### Task
Write each line out exactly, leaving none out.

Dataset items
'''

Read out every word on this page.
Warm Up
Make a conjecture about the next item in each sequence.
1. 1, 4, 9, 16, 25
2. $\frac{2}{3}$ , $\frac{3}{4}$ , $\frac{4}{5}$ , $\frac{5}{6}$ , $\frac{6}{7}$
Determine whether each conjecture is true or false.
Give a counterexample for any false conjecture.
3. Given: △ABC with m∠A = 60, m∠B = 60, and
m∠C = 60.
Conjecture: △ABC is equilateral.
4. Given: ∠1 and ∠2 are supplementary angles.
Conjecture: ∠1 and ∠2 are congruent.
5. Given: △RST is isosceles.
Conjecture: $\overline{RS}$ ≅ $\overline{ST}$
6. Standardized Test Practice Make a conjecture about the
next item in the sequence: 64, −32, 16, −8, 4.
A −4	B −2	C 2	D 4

'''

### Solution for this exercise
Read out every word on this page.
Warm Up
Make a conjecture about the next item in each sequence.
1. 1, 4, 9, 16, 25
2. $\frac{2}{3}$ , $\frac{3}{4}$ , $\frac{4}{5}$ , $\frac{5}{6}$ , $\frac{6}{7}$
Determine whether each conjecture is true or false.
Give a counterexample for any false conjecture.
3. Given: △ABC with m∠A = 60, m∠B = 60, and
m∠C = 60.
Conjecture: △ABC is equilateral.
4. Given: ∠1 and ∠2 are supplementary angles.
Conjecture: ∠1 and ∠2 are congruent.
5. Given: △RST is isosceles.
Conjecture: $\overline{RS}$ ≅ $\overline{ST}$
6. Standardized Test Practice Make a conjecture about the
next item in the sequence: 64, −32, 16, −8, 4.
A −4	B −2	C 2	D 4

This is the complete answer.